## REQUIREMENT:
An exact copy of all the data is required, with pictures left out.
Start of RECORDS PROVIDED
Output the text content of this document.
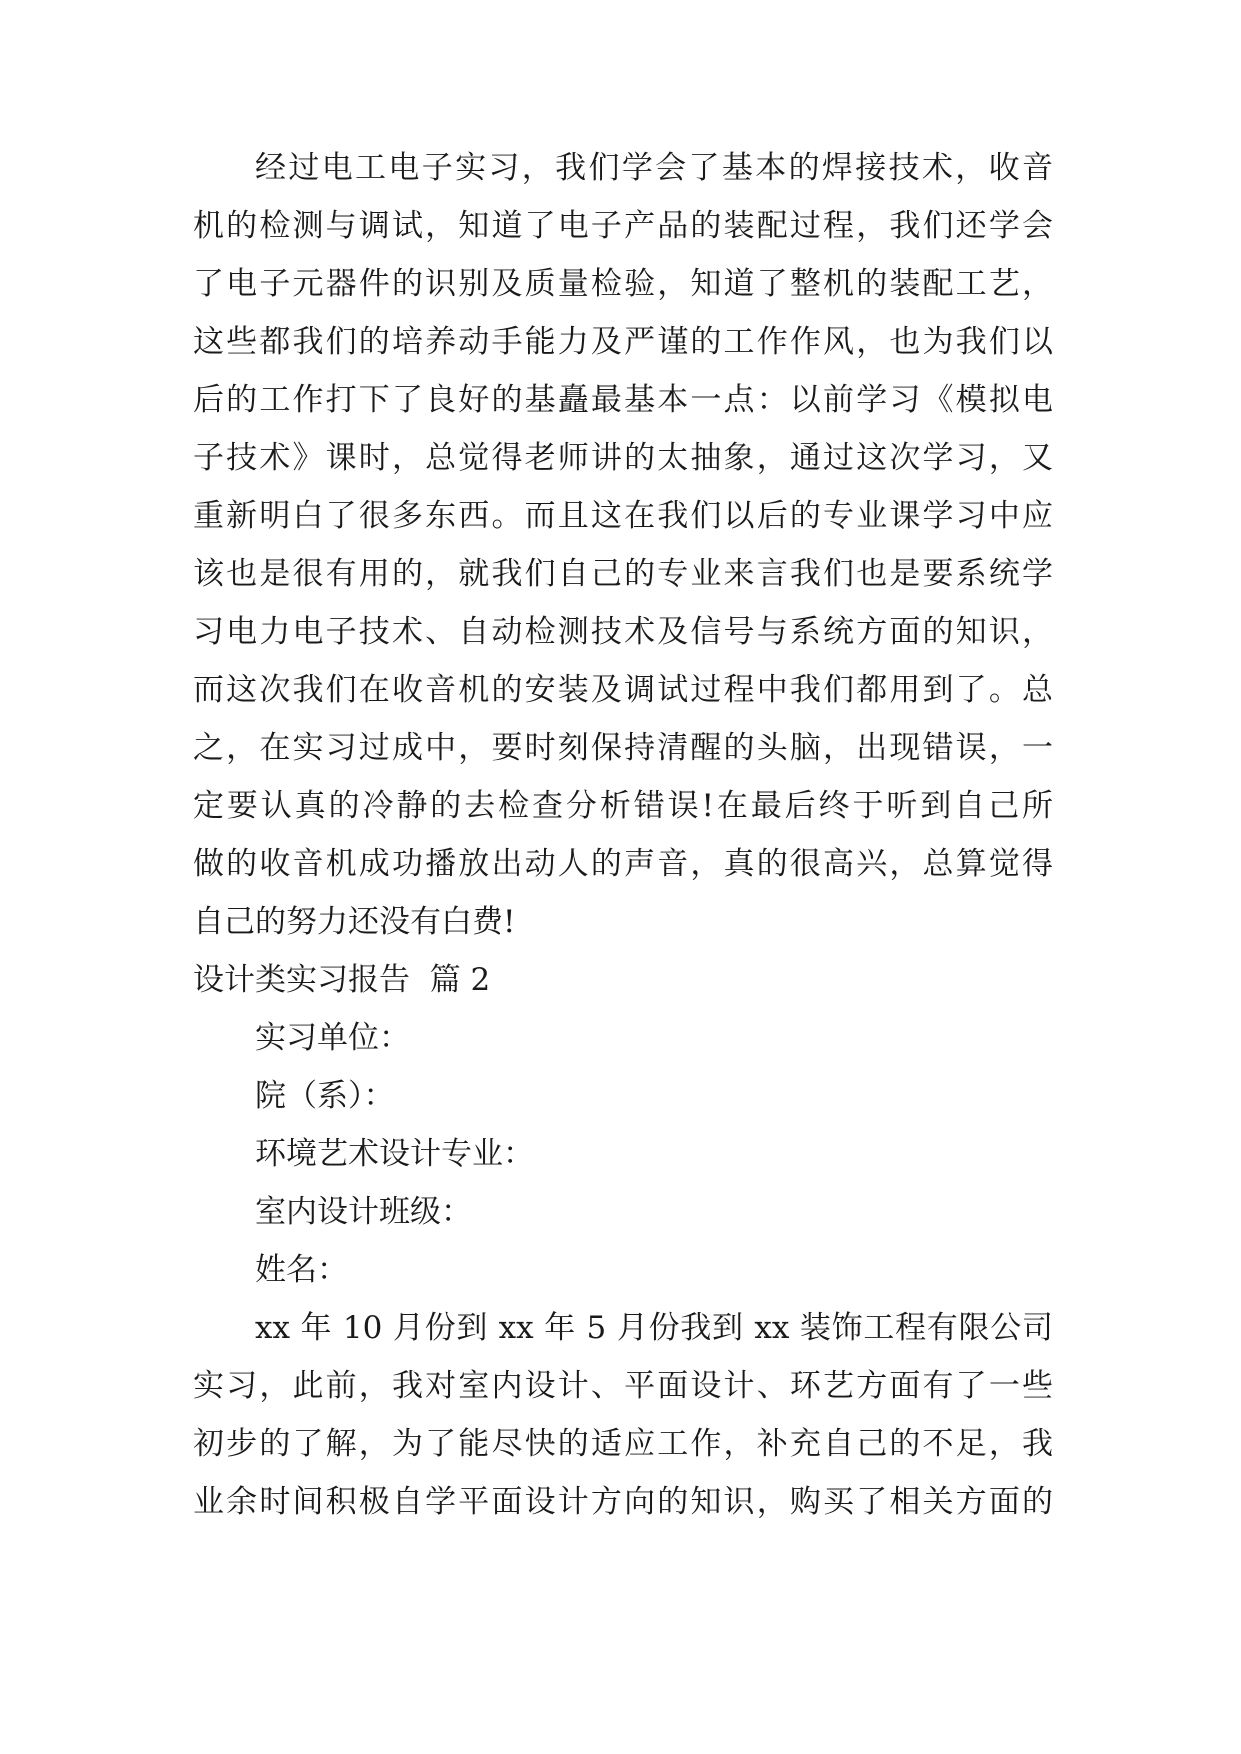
经过电工电子实习，我们学会了基本的焊接技术，收音
机的检测与调试，知道了电子产品的装配过程，我们还学会
了电子元器件的识别及质量检验，知道了整机的装配工艺，
这些都我们的培养动手能力及严谨的工作作风，也为我们以
后的工作打下了良好的基矗最基本一点：以前学习《模拟电
子技术》课时，总觉得老师讲的太抽象，通过这次学习，又
重新明白了很多东西。而且这在我们以后的专业课学习中应
该也是很有用的，就我们自己的专业来言我们也是要系统学
习电力电子技术、自动检测技术及信号与系统方面的知识，
而这次我们在收音机的安装及调试过程中我们都用到了。总
之，在实习过成中，要时刻保持清醒的头脑，出现错误，一
定要认真的冷静的去检查分析错误!在最后终于听到自己所
做的收音机成功播放出动人的声音，真的很高兴，总算觉得
自己的努力还没有白费!
设计类实习报告  篇 2
实习单位：
院（系）：
环境艺术设计专业：
室内设计班级：
姓名：
xx 年 10 月份到 xx 年 5 月份我到 xx 装饰工程有限公司
实习，此前，我对室内设计、平面设计、环艺方面有了一些
初步的了解，为了能尽快的适应工作，补充自己的不足，我
业余时间积极自学平面设计方向的知识，购买了相关方面的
End of RECORDS PROVIDED
## SOLUTION TO THE EXERCISE:
Output the text content of this document.
经过电工电子实习，我们学会了基本的焊接技术，收音
机的检测与调试，知道了电子产品的装配过程，我们还学会
了电子元器件的识别及质量检验，知道了整机的装配工艺，
这些都我们的培养动手能力及严谨的工作作风，也为我们以
后的工作打下了良好的基矗最基本一点：以前学习《模拟电
子技术》课时，总觉得老师讲的太抽象，通过这次学习，又
重新明白了很多东西。而且这在我们以后的专业课学习中应
该也是很有用的，就我们自己的专业来言我们也是要系统学
习电力电子技术、自动检测技术及信号与系统方面的知识，
而这次我们在收音机的安装及调试过程中我们都用到了。总
之，在实习过成中，要时刻保持清醒的头脑，出现错误，一
定要认真的冷静的去检查分析错误!在最后终于听到自己所
做的收音机成功播放出动人的声音，真的很高兴，总算觉得
自己的努力还没有白费!
设计类实习报告  篇 2
实习单位：
院（系）：
环境艺术设计专业：
室内设计班级：
姓名：
xx 年 10 月份到 xx 年 5 月份我到 xx 装饰工程有限公司
实习，此前，我对室内设计、平面设计、环艺方面有了一些
初步的了解，为了能尽快的适应工作，补充自己的不足，我
业余时间积极自学平面设计方向的知识，购买了相关方面的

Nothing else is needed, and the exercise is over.